- _Exercise prompt_
Word for word, quote all of the material, omitting the pictures.

=== Data extract ===

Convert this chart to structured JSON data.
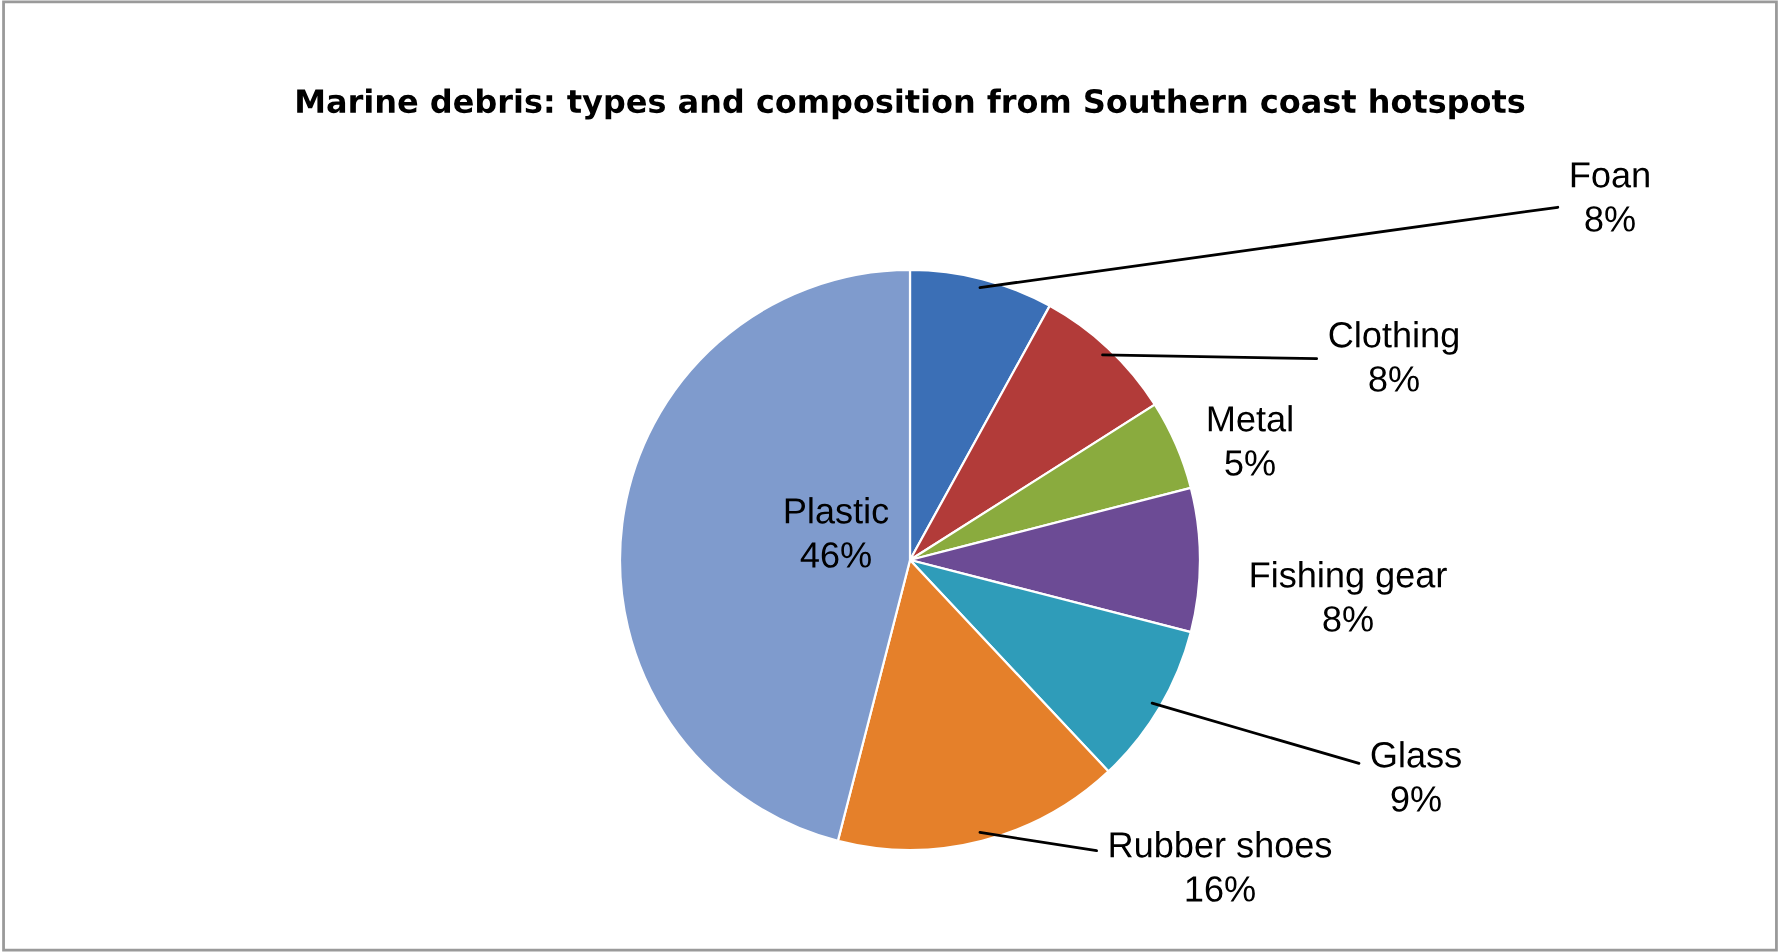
{
  "chart_data": {
    "type": "pie",
    "title": "Marine debris: types and composition from Southern coast hotspots",
    "categories": [
      "Foan",
      "Clothing",
      "Metal",
      "Fishing gear",
      "Glass",
      "Rubber shoes",
      "Plastic"
    ],
    "values": [
      8,
      8,
      5,
      8,
      9,
      16,
      46
    ],
    "value_labels": [
      "8%",
      "8%",
      "5%",
      "8%",
      "9%",
      "16%",
      "46%"
    ],
    "colors": [
      "#3b6fb6",
      "#b23b39",
      "#8aab3e",
      "#6c4b95",
      "#2f9cb9",
      "#e5802a",
      "#7f9bcd"
    ]
  }
}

===

- _Result of the exercise_
Convert this chart to structured JSON data.
{
  "chart_data": {
    "type": "pie",
    "title": "Marine debris: types and composition from Southern coast hotspots",
    "categories": [
      "Foan",
      "Clothing",
      "Metal",
      "Fishing gear",
      "Glass",
      "Rubber shoes",
      "Plastic"
    ],
    "values": [
      8,
      8,
      5,
      8,
      9,
      16,
      46
    ],
    "value_labels": [
      "8%",
      "8%",
      "5%",
      "8%",
      "9%",
      "16%",
      "46%"
    ],
    "colors": [
      "#3b6fb6",
      "#b23b39",
      "#8aab3e",
      "#6c4b95",
      "#2f9cb9",
      "#e5802a",
      "#7f9bcd"
    ]
  }
}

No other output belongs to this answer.